Data extracted from a collection:

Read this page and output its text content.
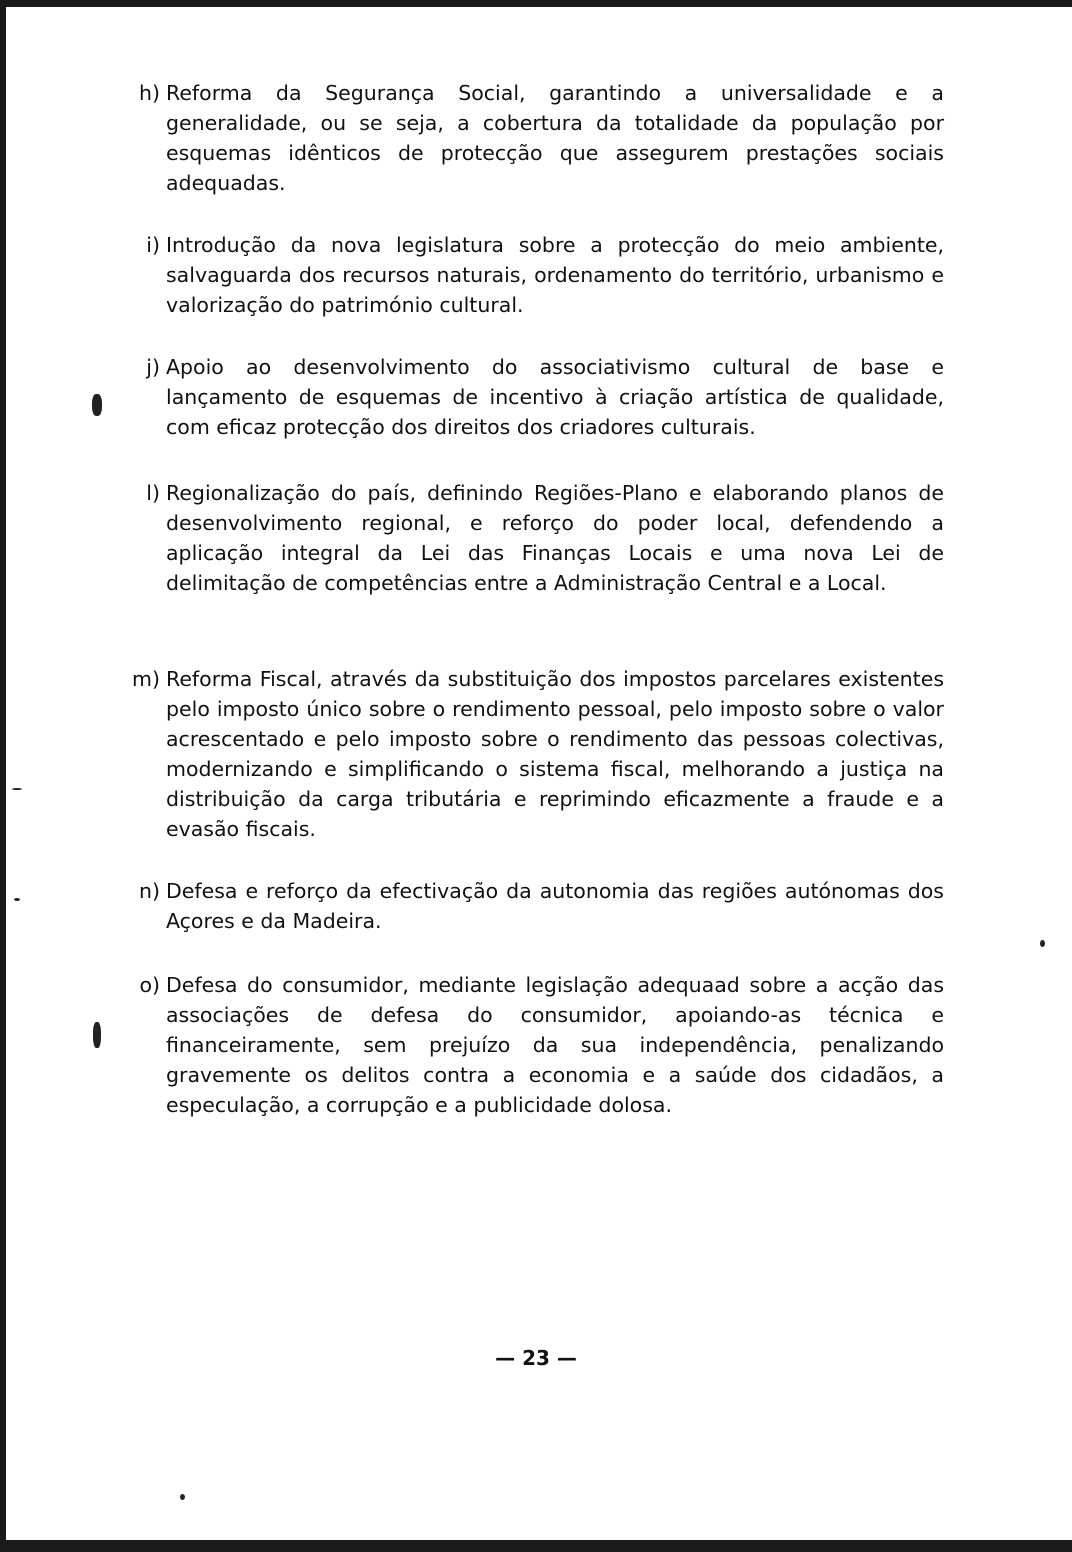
h) Reforma da Segurança Social, garantindo a universalidade e a generalidade, ou se seja, a cobertura da totalidade da população por esquemas idênticos de protecção que assegurem prestações sociais adequadas.
i) Introdução da nova legislatura sobre a protecção do meio ambiente, salvaguarda dos recursos naturais, ordenamento do território, urbanismo e valorização do património cultural.
j) Apoio ao desenvolvimento do associativismo cultural de base e lançamento de esquemas de incentivo à criação artística de qualidade, com eficaz protecção dos direitos dos criadores culturais.
l) Regionalização do país, definindo Regiões-Plano e elaborando planos de desenvolvimento regional, e reforço do poder local, defendendo a aplicação integral da Lei das Finanças Locais e uma nova Lei de delimitação de competências entre a Administração Central e a Local.
m) Reforma Fiscal, através da substituição dos impostos parcelares existentes pelo imposto único sobre o rendimento pessoal, pelo imposto sobre o valor acrescentado e pelo imposto sobre o rendimento das pessoas colectivas, modernizando e simplificando o sistema fiscal, melhorando a justiça na distribuição da carga tributária e reprimindo eficazmente a fraude e a evasão fiscais.
n) Defesa e reforço da efectivação da autonomia das regiões autónomas dos Açores e da Madeira.
o) Defesa do consumidor, mediante legislação adequaad sobre a acção das associações de defesa do consumidor, apoiando-as técnica e financeiramente, sem prejuízo da sua independência, penalizando gravemente os delitos contra a economia e a saúde dos cidadãos, a especulação, a corrupção e a publicidade dolosa.
— 23 —
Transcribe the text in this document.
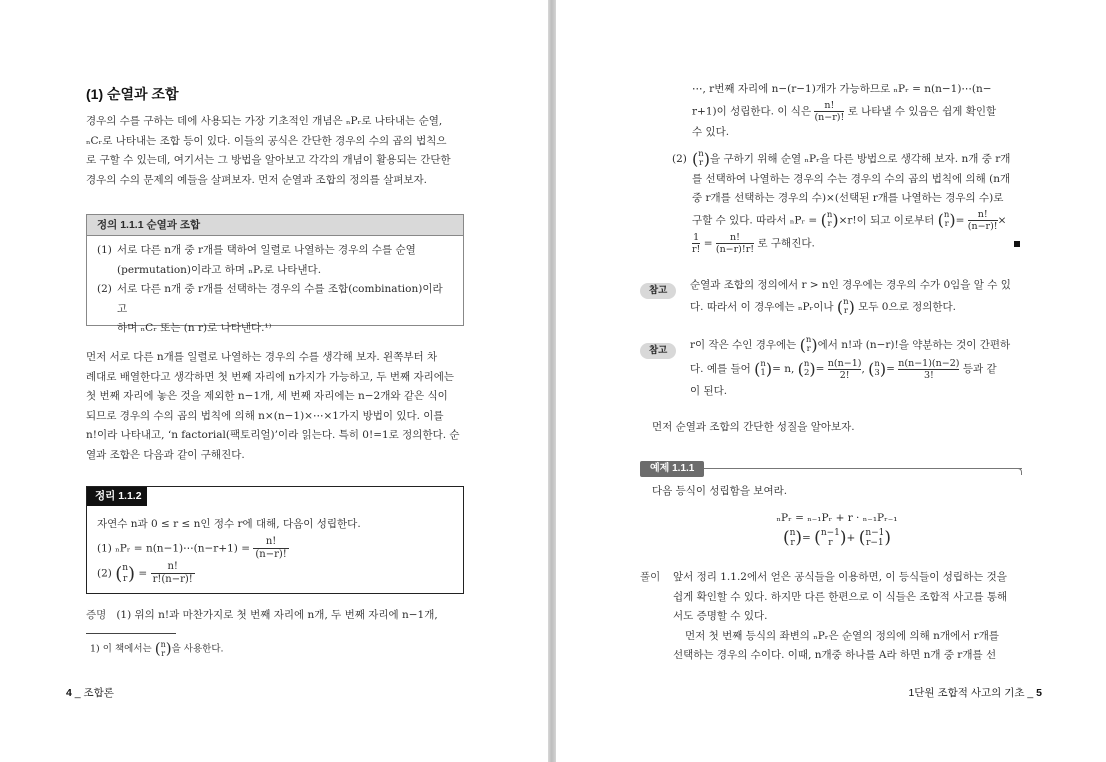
(1) 순열과 조합

경우의 수를 구하는 데에 사용되는 가장 기초적인 개념은 ₙPᵣ로 나타내는 순열,

ₙCᵣ로 나타내는 조합 등이 있다. 이들의 공식은 간단한 경우의 수의 곱의 법칙으

로 구할 수 있는데, 여기서는 그 방법을 알아보고 각각의 개념이 활용되는 간단한

경우의 수의 문제의 예들을 살펴보자. 먼저 순열과 조합의 정의를 살펴보자.

정의 1.1.1 순열과 조합
(1) 서로 다른 n개 중 r개를 택하여 일렬로 나열하는 경우의 수를 순열
(permutation)이라고 하며 ₙPᵣ로 나타낸다.
(2) 서로 다른 n개 중 r개를 선택하는 경우의 수를 조합(combination)이라고
하며 ₙCᵣ 또는 (n r)로 나타낸다.¹⁾

먼저 서로 다른 n개를 일렬로 나열하는 경우의 수를 생각해 보자. 왼쪽부터 차

례대로 배열한다고 생각하면 첫 번째 자리에 n가지가 가능하고, 두 번째 자리에는

첫 번째 자리에 놓은 것을 제외한 n−1개, 세 번째 자리에는 n−2개와 같은 식이

되므로 경우의 수의 곱의 법칙에 의해 n×(n−1)×⋯×1가지 방법이 있다. 이를

n!이라 나타내고, ‘n factorial(팩토리얼)’이라 읽는다. 특히 0!=1로 정의한다. 순

열과 조합은 다음과 같이 구해진다.

정리 1.1.2
자연수 n과 0 ≤ r ≤ n인 정수 r에 대해, 다음이 성립한다.
(1) ₙPᵣ = n(n−1)⋯(n−r+1) = $\frac{n!}{(n-r)!}$
(2) ( n
r ) = $\frac{n!}{r!(n-r)!}$
증명 (1) 위의 n!과 마찬가지로 첫 번째 자리에 n개, 두 번째 자리에 n−1개,
1) 이 책에서는 ( n
r )을 사용한다.
4 _ 조합론

⋯, r번째 자리에 n−(r−1)개가 가능하므로 ₙPᵣ = n(n−1)⋯(n−

r+1)이 성립한다. 이 식은 $\frac{n!}{(n-r)!}$ 로 나타낼 수 있음은 쉽게 확인할

수 있다.

(2) ( n
r )을 구하기 위해 순열 ₙPᵣ을 다른 방법으로 생각해 보자. n개 중 r개

를 선택하여 나열하는 경우의 수는 경우의 수의 곱의 법칙에 의해 (n개

중 r개를 선택하는 경우의 수)×(선택된 r개를 나열하는 경우의 수)로

구할 수 있다. 따라서 ₙPᵣ = ( n
r )×r!이 되고 이로부터 ( n
r )= $\frac{n!}{(n-r)!}$ ×

$\frac{1}{r!} = \frac{n!}{(n-r)!r!}$ 로 구해진다.

참고	순열과 조합의 정의에서 r > n인 경우에는 경우의 수가 0임을 알 수 있

다. 따라서 이 경우에는 ₙPᵣ이나 ( n
r ) 모두 0으로 정의한다.

참고	r이 작은 수인 경우에는 ( n
r )에서 n!과 (n−r)!을 약분하는 것이 간편하

다. 예를 들어 ( n
1 )= n, ( n
2 )= $\frac{n(n-1)}{2!}$ , ( n
3 )= $\frac{n(n-1)(n-2)}{3!}$ 등과 같

이 된다.

먼저 순열과 조합의 간단한 성질을 알아보자.
예제 1.1.1
다음 등식이 성립함을 보여라.
ₙPᵣ = ₙ₋₁Pᵣ + r · ₙ₋₁Pᵣ₋₁
( n
r )= ( n−1
r )+ ( n−1
r−1 )
풀이 앞서 정리 1.1.2에서 얻은 공식들을 이용하면, 이 등식들이 성립하는 것을

쉽게 확인할 수 있다. 하지만 다른 한편으로 이 식들은 조합적 사고를 통해

서도 증명할 수 있다.

먼저 첫 번째 등식의 좌변의 ₙPᵣ은 순열의 정의에 의해 n개에서 r개를

선택하는 경우의 수이다. 이때, n개중 하나를 A라 하면 n개 중 r개를 선

1단원 조합적 사고의 기초 _ 5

» REQUIRED TASK:
Write out all the entries again, word for word, and print no images.

» EXERCISE ANSWER:
Read this page and output its text content.
h) Reforma da Segurança Social, garantindo a universalidade e a generalidade, ou se seja, a cobertura da totalidade da população por esquemas idênticos de protecção que assegurem prestações sociais adequadas.
i) Introdução da nova legislatura sobre a protecção do meio ambiente, salvaguarda dos recursos naturais, ordenamento do território, urbanismo e valorização do património cultural.
j) Apoio ao desenvolvimento do associativismo cultural de base e lançamento de esquemas de incentivo à criação artística de qualidade, com eficaz protecção dos direitos dos criadores culturais.
l) Regionalização do país, definindo Regiões-Plano e elaborando planos de desenvolvimento regional, e reforço do poder local, defendendo a aplicação integral da Lei das Finanças Locais e uma nova Lei de delimitação de competências entre a Administração Central e a Local.
m) Reforma Fiscal, através da substituição dos impostos parcelares existentes pelo imposto único sobre o rendimento pessoal, pelo imposto sobre o valor acrescentado e pelo imposto sobre o rendimento das pessoas colectivas, modernizando e simplificando o sistema fiscal, melhorando a justiça na distribuição da carga tributária e reprimindo eficazmente a fraude e a evasão fiscais.
n) Defesa e reforço da efectivação da autonomia das regiões autónomas dos Açores e da Madeira.
o) Defesa do consumidor, mediante legislação adequaad sobre a acção das associações de defesa do consumidor, apoiando-as técnica e financeiramente, sem prejuízo da sua independência, penalizando gravemente os delitos contra a economia e a saúde dos cidadãos, a especulação, a corrupção e a publicidade dolosa.
— 23 —
Transcribe the text in this document.
(1) 순열과 조합

경우의 수를 구하는 데에 사용되는 가장 기초적인 개념은 ₙPᵣ로 나타내는 순열,

ₙCᵣ로 나타내는 조합 등이 있다. 이들의 공식은 간단한 경우의 수의 곱의 법칙으

로 구할 수 있는데, 여기서는 그 방법을 알아보고 각각의 개념이 활용되는 간단한

경우의 수의 문제의 예들을 살펴보자. 먼저 순열과 조합의 정의를 살펴보자.

정의 1.1.1 순열과 조합
(1) 서로 다른 n개 중 r개를 택하여 일렬로 나열하는 경우의 수를 순열
(permutation)이라고 하며 ₙPᵣ로 나타낸다.
(2) 서로 다른 n개 중 r개를 선택하는 경우의 수를 조합(combination)이라고
하며 ₙCᵣ 또는 (n r)로 나타낸다.¹⁾

먼저 서로 다른 n개를 일렬로 나열하는 경우의 수를 생각해 보자. 왼쪽부터 차

례대로 배열한다고 생각하면 첫 번째 자리에 n가지가 가능하고, 두 번째 자리에는

첫 번째 자리에 놓은 것을 제외한 n−1개, 세 번째 자리에는 n−2개와 같은 식이

되므로 경우의 수의 곱의 법칙에 의해 n×(n−1)×⋯×1가지 방법이 있다. 이를

n!이라 나타내고, ‘n factorial(팩토리얼)’이라 읽는다. 특히 0!=1로 정의한다. 순

열과 조합은 다음과 같이 구해진다.

정리 1.1.2
자연수 n과 0 ≤ r ≤ n인 정수 r에 대해, 다음이 성립한다.
(1) ₙPᵣ = n(n−1)⋯(n−r+1) = $\frac{n!}{(n-r)!}$
(2) ( n
r ) = $\frac{n!}{r!(n-r)!}$
증명 (1) 위의 n!과 마찬가지로 첫 번째 자리에 n개, 두 번째 자리에 n−1개,
1) 이 책에서는 ( n
r )을 사용한다.
4 _ 조합론

⋯, r번째 자리에 n−(r−1)개가 가능하므로 ₙPᵣ = n(n−1)⋯(n−

r+1)이 성립한다. 이 식은 $\frac{n!}{(n-r)!}$ 로 나타낼 수 있음은 쉽게 확인할

수 있다.

(2) ( n
r )을 구하기 위해 순열 ₙPᵣ을 다른 방법으로 생각해 보자. n개 중 r개

를 선택하여 나열하는 경우의 수는 경우의 수의 곱의 법칙에 의해 (n개

중 r개를 선택하는 경우의 수)×(선택된 r개를 나열하는 경우의 수)로

구할 수 있다. 따라서 ₙPᵣ = ( n
r )×r!이 되고 이로부터 ( n
r )= $\frac{n!}{(n-r)!}$ ×

$\frac{1}{r!} = \frac{n!}{(n-r)!r!}$ 로 구해진다.

참고	순열과 조합의 정의에서 r > n인 경우에는 경우의 수가 0임을 알 수 있

다. 따라서 이 경우에는 ₙPᵣ이나 ( n
r ) 모두 0으로 정의한다.

참고	r이 작은 수인 경우에는 ( n
r )에서 n!과 (n−r)!을 약분하는 것이 간편하

다. 예를 들어 ( n
1 )= n, ( n
2 )= $\frac{n(n-1)}{2!}$ , ( n
3 )= $\frac{n(n-1)(n-2)}{3!}$ 등과 같

이 된다.

먼저 순열과 조합의 간단한 성질을 알아보자.
예제 1.1.1
다음 등식이 성립함을 보여라.
ₙPᵣ = ₙ₋₁Pᵣ + r · ₙ₋₁Pᵣ₋₁
( n
r )= ( n−1
r )+ ( n−1
r−1 )
풀이 앞서 정리 1.1.2에서 얻은 공식들을 이용하면, 이 등식들이 성립하는 것을

쉽게 확인할 수 있다. 하지만 다른 한편으로 이 식들은 조합적 사고를 통해

서도 증명할 수 있다.

먼저 첫 번째 등식의 좌변의 ₙPᵣ은 순열의 정의에 의해 n개에서 r개를

선택하는 경우의 수이다. 이때, n개중 하나를 A라 하면 n개 중 r개를 선

1단원 조합적 사고의 기초 _ 5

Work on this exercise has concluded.